## Problem details
Copy the rows word for word, from the one containing "minimize-button[interactable]: ▬ (545, 4, 567, 22)" through the one containing "header-banner: 系统设置 ▬", both included.

■ ■ ■ ■

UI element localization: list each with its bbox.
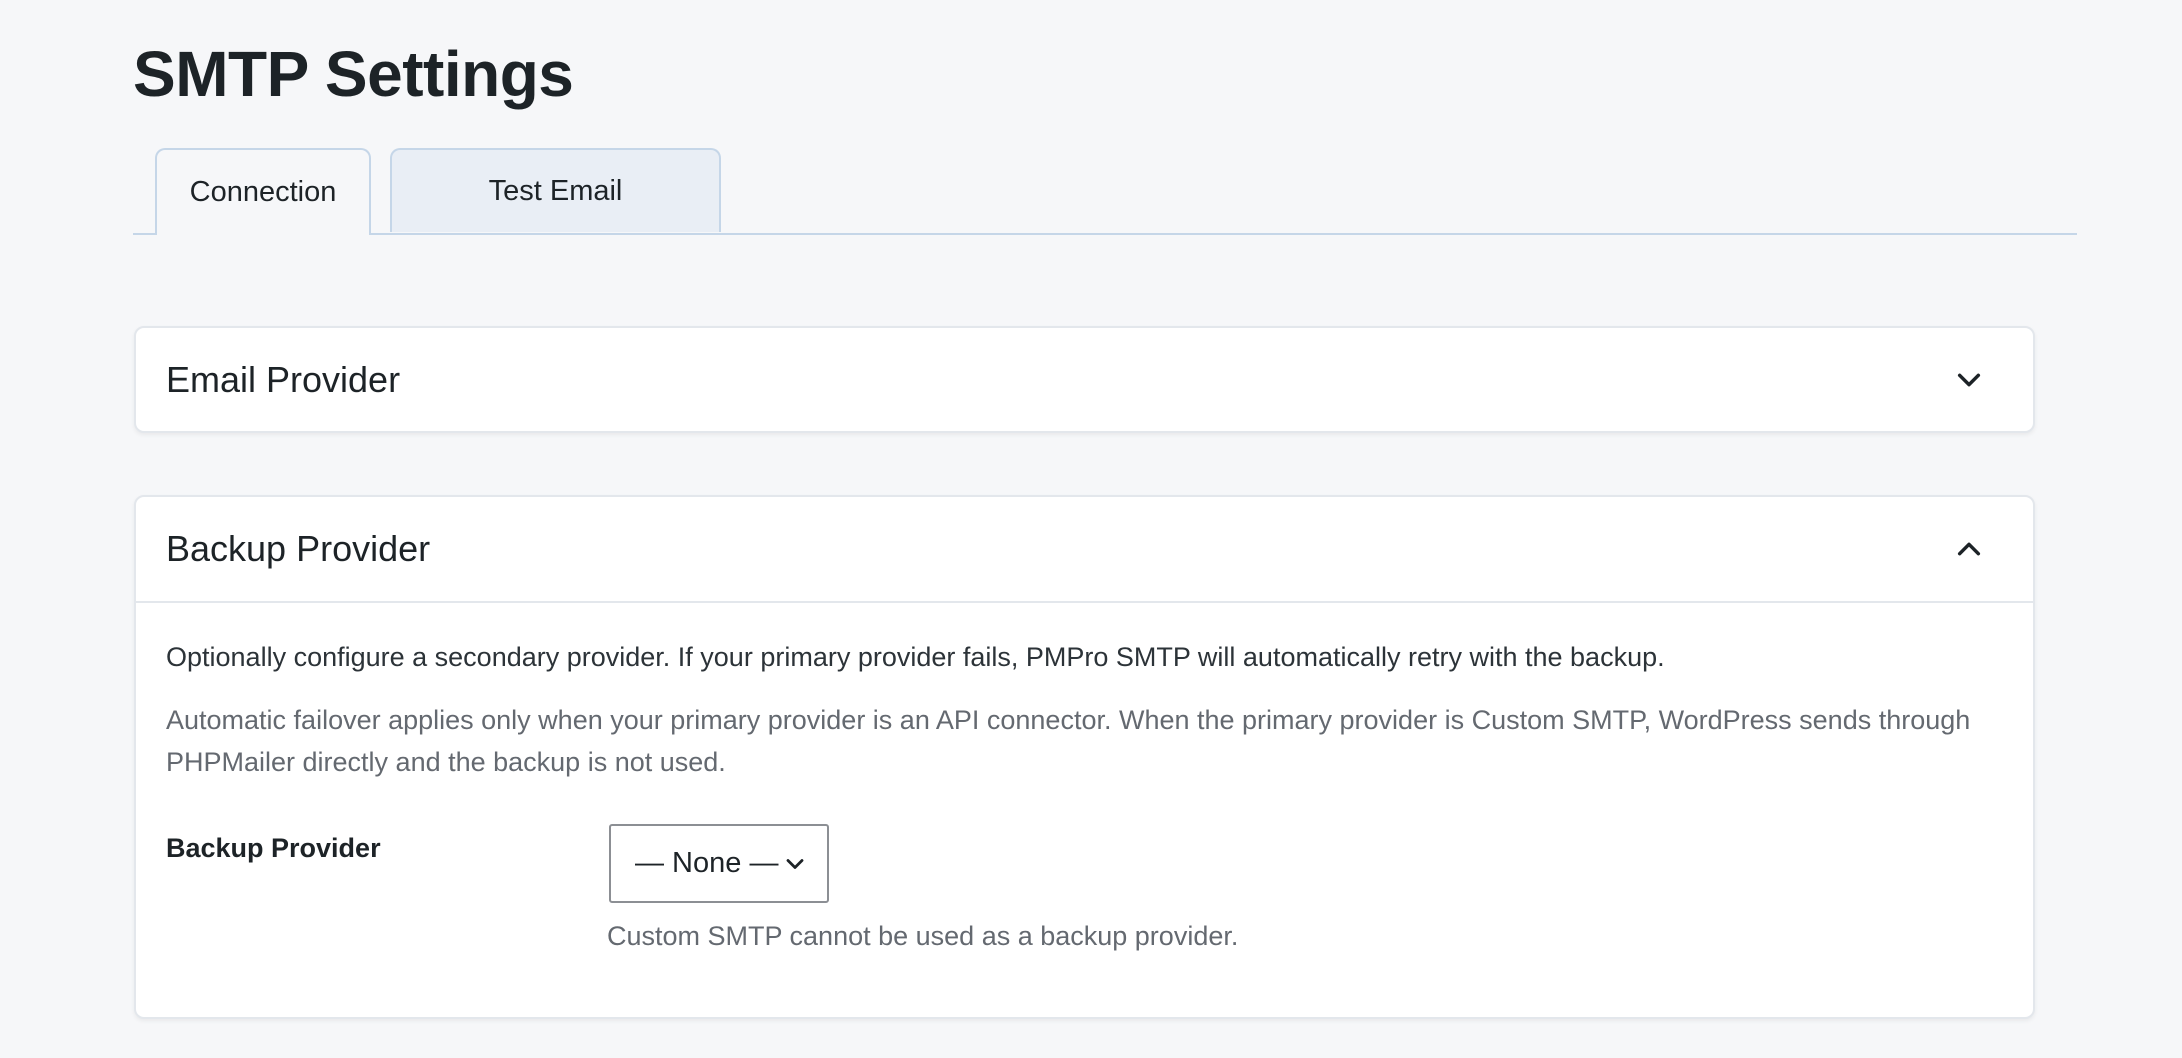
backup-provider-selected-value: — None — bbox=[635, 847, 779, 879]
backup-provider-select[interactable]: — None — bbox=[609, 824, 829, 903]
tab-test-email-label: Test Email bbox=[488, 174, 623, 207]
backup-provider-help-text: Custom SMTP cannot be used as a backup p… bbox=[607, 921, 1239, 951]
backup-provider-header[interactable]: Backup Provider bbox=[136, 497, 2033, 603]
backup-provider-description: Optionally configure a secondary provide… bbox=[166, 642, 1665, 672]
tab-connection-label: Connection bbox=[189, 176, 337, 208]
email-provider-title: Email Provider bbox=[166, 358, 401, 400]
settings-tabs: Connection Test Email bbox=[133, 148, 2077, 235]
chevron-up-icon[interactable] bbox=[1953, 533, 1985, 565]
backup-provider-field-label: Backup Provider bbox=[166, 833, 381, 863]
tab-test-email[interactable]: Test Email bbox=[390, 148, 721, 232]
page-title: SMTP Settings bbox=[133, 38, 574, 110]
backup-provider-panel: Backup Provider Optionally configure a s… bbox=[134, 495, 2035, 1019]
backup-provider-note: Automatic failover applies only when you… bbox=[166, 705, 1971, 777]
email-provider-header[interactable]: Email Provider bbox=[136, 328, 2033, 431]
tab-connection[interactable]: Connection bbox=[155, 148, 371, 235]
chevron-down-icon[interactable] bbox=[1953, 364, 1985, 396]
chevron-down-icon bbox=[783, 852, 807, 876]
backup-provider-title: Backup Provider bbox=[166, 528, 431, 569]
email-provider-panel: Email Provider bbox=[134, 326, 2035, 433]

■ ■ ■ ■

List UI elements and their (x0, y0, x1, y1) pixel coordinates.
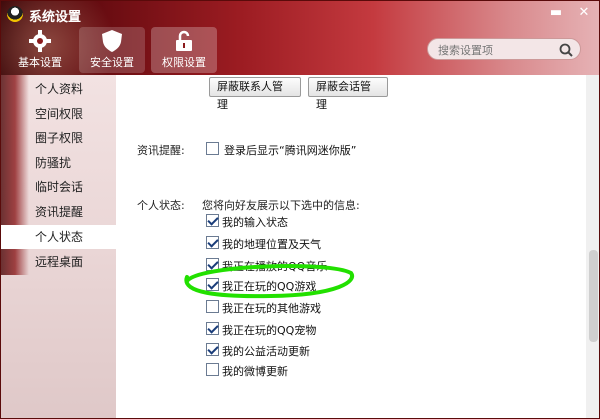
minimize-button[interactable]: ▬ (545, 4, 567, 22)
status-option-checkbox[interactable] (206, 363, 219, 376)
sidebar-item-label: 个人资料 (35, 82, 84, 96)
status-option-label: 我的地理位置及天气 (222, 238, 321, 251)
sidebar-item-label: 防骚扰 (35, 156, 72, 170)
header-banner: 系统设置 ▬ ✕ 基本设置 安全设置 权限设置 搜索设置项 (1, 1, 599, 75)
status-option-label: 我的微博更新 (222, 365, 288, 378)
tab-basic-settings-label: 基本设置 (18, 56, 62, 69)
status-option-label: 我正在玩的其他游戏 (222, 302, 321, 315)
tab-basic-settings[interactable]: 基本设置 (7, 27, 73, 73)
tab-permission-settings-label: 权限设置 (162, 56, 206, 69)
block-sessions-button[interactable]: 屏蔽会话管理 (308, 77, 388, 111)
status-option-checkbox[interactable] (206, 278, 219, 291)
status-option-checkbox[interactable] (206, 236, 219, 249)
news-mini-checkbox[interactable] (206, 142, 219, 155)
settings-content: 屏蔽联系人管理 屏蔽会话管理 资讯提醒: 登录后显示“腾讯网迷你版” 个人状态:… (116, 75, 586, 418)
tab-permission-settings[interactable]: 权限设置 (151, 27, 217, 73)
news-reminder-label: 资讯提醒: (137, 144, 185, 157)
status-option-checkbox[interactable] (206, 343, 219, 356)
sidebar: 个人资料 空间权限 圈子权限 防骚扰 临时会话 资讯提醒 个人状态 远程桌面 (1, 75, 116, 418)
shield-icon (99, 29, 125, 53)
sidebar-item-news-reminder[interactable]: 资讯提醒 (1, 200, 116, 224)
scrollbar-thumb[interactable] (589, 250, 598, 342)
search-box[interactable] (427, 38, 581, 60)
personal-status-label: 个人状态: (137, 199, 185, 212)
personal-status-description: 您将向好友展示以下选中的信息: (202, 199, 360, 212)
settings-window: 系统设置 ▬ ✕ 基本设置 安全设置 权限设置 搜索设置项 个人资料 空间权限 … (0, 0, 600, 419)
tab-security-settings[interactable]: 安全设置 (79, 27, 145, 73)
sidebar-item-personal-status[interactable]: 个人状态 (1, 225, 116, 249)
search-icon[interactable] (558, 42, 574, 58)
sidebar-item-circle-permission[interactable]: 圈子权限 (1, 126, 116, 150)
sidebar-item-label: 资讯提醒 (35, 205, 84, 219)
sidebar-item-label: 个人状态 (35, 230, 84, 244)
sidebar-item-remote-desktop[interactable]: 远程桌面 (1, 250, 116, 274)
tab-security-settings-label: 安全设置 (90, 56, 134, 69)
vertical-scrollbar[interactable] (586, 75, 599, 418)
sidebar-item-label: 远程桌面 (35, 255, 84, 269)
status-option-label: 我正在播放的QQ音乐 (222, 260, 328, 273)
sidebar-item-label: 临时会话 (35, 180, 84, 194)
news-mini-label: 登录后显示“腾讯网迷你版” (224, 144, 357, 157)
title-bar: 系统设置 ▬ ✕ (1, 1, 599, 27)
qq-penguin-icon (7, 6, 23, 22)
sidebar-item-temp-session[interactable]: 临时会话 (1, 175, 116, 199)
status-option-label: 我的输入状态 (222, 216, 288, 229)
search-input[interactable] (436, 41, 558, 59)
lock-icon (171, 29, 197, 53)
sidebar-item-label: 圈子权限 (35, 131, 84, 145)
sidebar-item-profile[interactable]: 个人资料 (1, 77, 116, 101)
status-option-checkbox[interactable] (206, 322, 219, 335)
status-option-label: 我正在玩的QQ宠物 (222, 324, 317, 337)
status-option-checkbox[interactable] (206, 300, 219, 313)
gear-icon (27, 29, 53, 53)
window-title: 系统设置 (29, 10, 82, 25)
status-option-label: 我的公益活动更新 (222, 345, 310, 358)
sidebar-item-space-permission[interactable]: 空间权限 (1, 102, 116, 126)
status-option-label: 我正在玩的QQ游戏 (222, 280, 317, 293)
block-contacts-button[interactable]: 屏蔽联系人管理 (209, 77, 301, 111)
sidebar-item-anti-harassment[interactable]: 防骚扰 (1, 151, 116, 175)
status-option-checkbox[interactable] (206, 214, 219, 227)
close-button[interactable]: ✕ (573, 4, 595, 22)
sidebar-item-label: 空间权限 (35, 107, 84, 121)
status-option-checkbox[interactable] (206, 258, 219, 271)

■ ■ ■ ■

## Written solution
minimize-button[interactable]: ▬ (545, 4, 567, 22)
status-option-checkbox[interactable] (206, 363, 219, 376)
sidebar-item-label: 个人资料 (35, 82, 84, 96)
status-option-label: 我的地理位置及天气 (222, 238, 321, 251)
sidebar-item-label: 防骚扰 (35, 156, 72, 170)
header-banner: 系统设置 ▬ ✕ 基本设置 安全设置 权限设置 搜索设置项 (1, 1, 599, 75)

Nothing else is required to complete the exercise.